→ Work task:
Every record here should be printed again exactly.

(Extracts from a graphics dataset)
▼

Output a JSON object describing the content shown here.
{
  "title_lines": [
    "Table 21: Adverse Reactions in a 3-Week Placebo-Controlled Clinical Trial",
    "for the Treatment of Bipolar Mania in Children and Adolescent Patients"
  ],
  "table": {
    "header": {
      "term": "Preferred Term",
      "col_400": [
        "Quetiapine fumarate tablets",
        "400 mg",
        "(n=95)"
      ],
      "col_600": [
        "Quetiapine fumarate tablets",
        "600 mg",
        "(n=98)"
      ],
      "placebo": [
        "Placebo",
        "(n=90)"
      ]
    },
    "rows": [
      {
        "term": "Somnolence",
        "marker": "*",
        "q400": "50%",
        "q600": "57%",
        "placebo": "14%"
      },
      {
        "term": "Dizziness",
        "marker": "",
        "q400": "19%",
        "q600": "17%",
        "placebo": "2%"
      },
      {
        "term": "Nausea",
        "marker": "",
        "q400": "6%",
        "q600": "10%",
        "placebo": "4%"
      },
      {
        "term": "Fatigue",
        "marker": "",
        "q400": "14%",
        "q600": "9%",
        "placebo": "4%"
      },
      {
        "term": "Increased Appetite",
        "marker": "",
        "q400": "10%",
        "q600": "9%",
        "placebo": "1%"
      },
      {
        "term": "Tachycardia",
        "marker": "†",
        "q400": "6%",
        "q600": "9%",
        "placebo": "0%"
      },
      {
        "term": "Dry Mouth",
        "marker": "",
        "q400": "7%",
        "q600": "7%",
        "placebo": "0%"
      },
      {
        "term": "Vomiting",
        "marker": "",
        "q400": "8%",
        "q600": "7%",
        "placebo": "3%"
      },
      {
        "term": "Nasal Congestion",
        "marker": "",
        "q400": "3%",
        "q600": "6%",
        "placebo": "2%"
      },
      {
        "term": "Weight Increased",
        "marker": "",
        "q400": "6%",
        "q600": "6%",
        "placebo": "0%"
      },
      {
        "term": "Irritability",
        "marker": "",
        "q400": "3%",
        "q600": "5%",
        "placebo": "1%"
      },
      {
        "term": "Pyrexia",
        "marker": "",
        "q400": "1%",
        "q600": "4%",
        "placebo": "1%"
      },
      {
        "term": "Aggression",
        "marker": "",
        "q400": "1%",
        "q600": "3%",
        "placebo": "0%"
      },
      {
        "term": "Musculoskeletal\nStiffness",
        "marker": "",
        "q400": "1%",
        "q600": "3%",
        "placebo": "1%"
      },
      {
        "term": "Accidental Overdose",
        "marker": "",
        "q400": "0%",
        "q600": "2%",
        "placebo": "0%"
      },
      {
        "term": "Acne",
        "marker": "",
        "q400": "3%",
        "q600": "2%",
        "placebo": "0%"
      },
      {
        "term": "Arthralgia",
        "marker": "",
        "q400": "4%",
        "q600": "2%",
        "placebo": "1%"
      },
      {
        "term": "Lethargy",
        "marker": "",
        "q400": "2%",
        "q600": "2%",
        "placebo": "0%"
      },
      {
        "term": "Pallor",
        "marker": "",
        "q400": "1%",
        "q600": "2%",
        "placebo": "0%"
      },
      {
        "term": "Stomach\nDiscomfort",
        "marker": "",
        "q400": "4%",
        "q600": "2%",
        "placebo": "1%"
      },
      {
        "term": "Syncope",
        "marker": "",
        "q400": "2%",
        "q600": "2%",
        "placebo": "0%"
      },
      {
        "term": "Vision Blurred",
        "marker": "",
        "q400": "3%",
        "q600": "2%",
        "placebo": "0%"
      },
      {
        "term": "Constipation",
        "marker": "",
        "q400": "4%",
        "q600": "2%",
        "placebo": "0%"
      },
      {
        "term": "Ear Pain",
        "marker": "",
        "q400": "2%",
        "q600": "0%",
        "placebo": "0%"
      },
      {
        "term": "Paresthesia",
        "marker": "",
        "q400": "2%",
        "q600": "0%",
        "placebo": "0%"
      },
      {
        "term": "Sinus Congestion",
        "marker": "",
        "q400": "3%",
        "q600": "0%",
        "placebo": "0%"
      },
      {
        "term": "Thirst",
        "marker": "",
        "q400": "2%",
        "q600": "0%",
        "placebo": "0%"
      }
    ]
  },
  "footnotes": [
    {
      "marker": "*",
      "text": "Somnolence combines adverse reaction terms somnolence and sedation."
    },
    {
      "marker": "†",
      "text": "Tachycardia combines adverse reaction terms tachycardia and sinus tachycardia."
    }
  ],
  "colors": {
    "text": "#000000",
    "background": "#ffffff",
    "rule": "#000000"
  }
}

▲

→ Result for this exercise:
Output a JSON object describing the content shown here.
{
  "title_lines": [
    "Table 21: Adverse Reactions in a 3-Week Placebo-Controlled Clinical Trial",
    "for the Treatment of Bipolar Mania in Children and Adolescent Patients"
  ],
  "table": {
    "header": {
      "term": "Preferred Term",
      "col_400": [
        "Quetiapine fumarate tablets",
        "400 mg",
        "(n=95)"
      ],
      "col_600": [
        "Quetiapine fumarate tablets",
        "600 mg",
        "(n=98)"
      ],
      "placebo": [
        "Placebo",
        "(n=90)"
      ]
    },
    "rows": [
      {
        "term": "Somnolence",
        "marker": "*",
        "q400": "50%",
        "q600": "57%",
        "placebo": "14%"
      },
      {
        "term": "Dizziness",
        "marker": "",
        "q400": "19%",
        "q600": "17%",
        "placebo": "2%"
      },
      {
        "term": "Nausea",
        "marker": "",
        "q400": "6%",
        "q600": "10%",
        "placebo": "4%"
      },
      {
        "term": "Fatigue",
        "marker": "",
        "q400": "14%",
        "q600": "9%",
        "placebo": "4%"
      },
      {
        "term": "Increased Appetite",
        "marker": "",
        "q400": "10%",
        "q600": "9%",
        "placebo": "1%"
      },
      {
        "term": "Tachycardia",
        "marker": "†",
        "q400": "6%",
        "q600": "9%",
        "placebo": "0%"
      },
      {
        "term": "Dry Mouth",
        "marker": "",
        "q400": "7%",
        "q600": "7%",
        "placebo": "0%"
      },
      {
        "term": "Vomiting",
        "marker": "",
        "q400": "8%",
        "q600": "7%",
        "placebo": "3%"
      },
      {
        "term": "Nasal Congestion",
        "marker": "",
        "q400": "3%",
        "q600": "6%",
        "placebo": "2%"
      },
      {
        "term": "Weight Increased",
        "marker": "",
        "q400": "6%",
        "q600": "6%",
        "placebo": "0%"
      },
      {
        "term": "Irritability",
        "marker": "",
        "q400": "3%",
        "q600": "5%",
        "placebo": "1%"
      },
      {
        "term": "Pyrexia",
        "marker": "",
        "q400": "1%",
        "q600": "4%",
        "placebo": "1%"
      },
      {
        "term": "Aggression",
        "marker": "",
        "q400": "1%",
        "q600": "3%",
        "placebo": "0%"
      },
      {
        "term": "Musculoskeletal\nStiffness",
        "marker": "",
        "q400": "1%",
        "q600": "3%",
        "placebo": "1%"
      },
      {
        "term": "Accidental Overdose",
        "marker": "",
        "q400": "0%",
        "q600": "2%",
        "placebo": "0%"
      },
      {
        "term": "Acne",
        "marker": "",
        "q400": "3%",
        "q600": "2%",
        "placebo": "0%"
      },
      {
        "term": "Arthralgia",
        "marker": "",
        "q400": "4%",
        "q600": "2%",
        "placebo": "1%"
      },
      {
        "term": "Lethargy",
        "marker": "",
        "q400": "2%",
        "q600": "2%",
        "placebo": "0%"
      },
      {
        "term": "Pallor",
        "marker": "",
        "q400": "1%",
        "q600": "2%",
        "placebo": "0%"
      },
      {
        "term": "Stomach\nDiscomfort",
        "marker": "",
        "q400": "4%",
        "q600": "2%",
        "placebo": "1%"
      },
      {
        "term": "Syncope",
        "marker": "",
        "q400": "2%",
        "q600": "2%",
        "placebo": "0%"
      },
      {
        "term": "Vision Blurred",
        "marker": "",
        "q400": "3%",
        "q600": "2%",
        "placebo": "0%"
      },
      {
        "term": "Constipation",
        "marker": "",
        "q400": "4%",
        "q600": "2%",
        "placebo": "0%"
      },
      {
        "term": "Ear Pain",
        "marker": "",
        "q400": "2%",
        "q600": "0%",
        "placebo": "0%"
      },
      {
        "term": "Paresthesia",
        "marker": "",
        "q400": "2%",
        "q600": "0%",
        "placebo": "0%"
      },
      {
        "term": "Sinus Congestion",
        "marker": "",
        "q400": "3%",
        "q600": "0%",
        "placebo": "0%"
      },
      {
        "term": "Thirst",
        "marker": "",
        "q400": "2%",
        "q600": "0%",
        "placebo": "0%"
      }
    ]
  },
  "footnotes": [
    {
      "marker": "*",
      "text": "Somnolence combines adverse reaction terms somnolence and sedation."
    },
    {
      "marker": "†",
      "text": "Tachycardia combines adverse reaction terms tachycardia and sinus tachycardia."
    }
  ],
  "colors": {
    "text": "#000000",
    "background": "#ffffff",
    "rule": "#000000"
  }
}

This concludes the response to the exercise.